━━ Listed entries

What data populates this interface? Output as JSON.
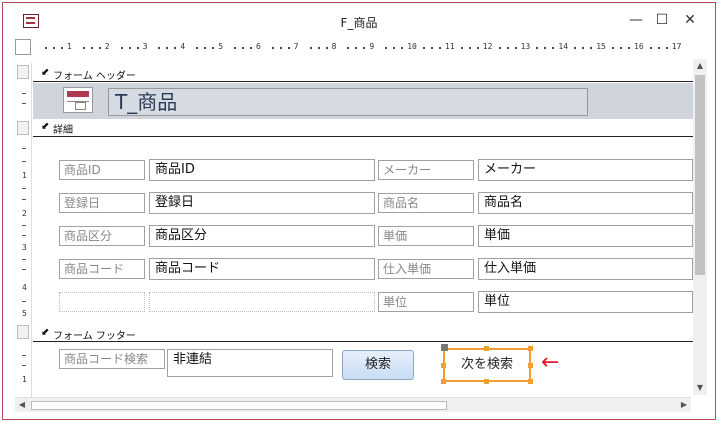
{
  "window": {
    "title": "F_商品",
    "minimize_glyph": "—",
    "maximize_glyph": "☐",
    "close_glyph": "✕"
  },
  "ruler": {
    "numbers": [
      "1",
      "2",
      "3",
      "4",
      "5",
      "6",
      "7",
      "8",
      "9",
      "10",
      "11",
      "12",
      "13",
      "14",
      "15",
      "16",
      "17"
    ],
    "vertical_numbers": [
      "1",
      "2",
      "3",
      "4",
      "5",
      "1"
    ]
  },
  "sections": {
    "form_header": "フォーム ヘッダー",
    "detail": "詳細",
    "form_footer": "フォーム フッター",
    "arrow_glyph": "⬋"
  },
  "header": {
    "title": "T_商品"
  },
  "detail": {
    "left": [
      {
        "label": "商品ID",
        "value": "商品ID"
      },
      {
        "label": "登録日",
        "value": "登録日"
      },
      {
        "label": "商品区分",
        "value": "商品区分"
      },
      {
        "label": "商品コード",
        "value": "商品コード"
      }
    ],
    "right": [
      {
        "label": "メーカー",
        "value": "メーカー"
      },
      {
        "label": "商品名",
        "value": "商品名"
      },
      {
        "label": "単価",
        "value": "単価"
      },
      {
        "label": "仕入単価",
        "value": "仕入単価"
      },
      {
        "label": "単位",
        "value": "単位"
      }
    ]
  },
  "footer": {
    "search_label": "商品コード検索",
    "search_value": "非連結",
    "search_button": "検索",
    "next_button": "次を検索",
    "arrow_glyph": "←"
  },
  "colors": {
    "accent": "#f0a030",
    "arrow": "#e8192c",
    "header_band": "#d0d4dc"
  }
}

━━━━

Print every entry above again without changing a word, and omit the pictures.

__Response to this exercise__
What data populates this interface? Output as JSON.
{
  "window": {
    "title": "F_商品",
    "minimize_glyph": "—",
    "maximize_glyph": "☐",
    "close_glyph": "✕"
  },
  "ruler": {
    "numbers": [
      "1",
      "2",
      "3",
      "4",
      "5",
      "6",
      "7",
      "8",
      "9",
      "10",
      "11",
      "12",
      "13",
      "14",
      "15",
      "16",
      "17"
    ],
    "vertical_numbers": [
      "1",
      "2",
      "3",
      "4",
      "5",
      "1"
    ]
  },
  "sections": {
    "form_header": "フォーム ヘッダー",
    "detail": "詳細",
    "form_footer": "フォーム フッター",
    "arrow_glyph": "⬋"
  },
  "header": {
    "title": "T_商品"
  },
  "detail": {
    "left": [
      {
        "label": "商品ID",
        "value": "商品ID"
      },
      {
        "label": "登録日",
        "value": "登録日"
      },
      {
        "label": "商品区分",
        "value": "商品区分"
      },
      {
        "label": "商品コード",
        "value": "商品コード"
      }
    ],
    "right": [
      {
        "label": "メーカー",
        "value": "メーカー"
      },
      {
        "label": "商品名",
        "value": "商品名"
      },
      {
        "label": "単価",
        "value": "単価"
      },
      {
        "label": "仕入単価",
        "value": "仕入単価"
      },
      {
        "label": "単位",
        "value": "単位"
      }
    ]
  },
  "footer": {
    "search_label": "商品コード検索",
    "search_value": "非連結",
    "search_button": "検索",
    "next_button": "次を検索",
    "arrow_glyph": "←"
  },
  "colors": {
    "accent": "#f0a030",
    "arrow": "#e8192c",
    "header_band": "#d0d4dc"
  }
}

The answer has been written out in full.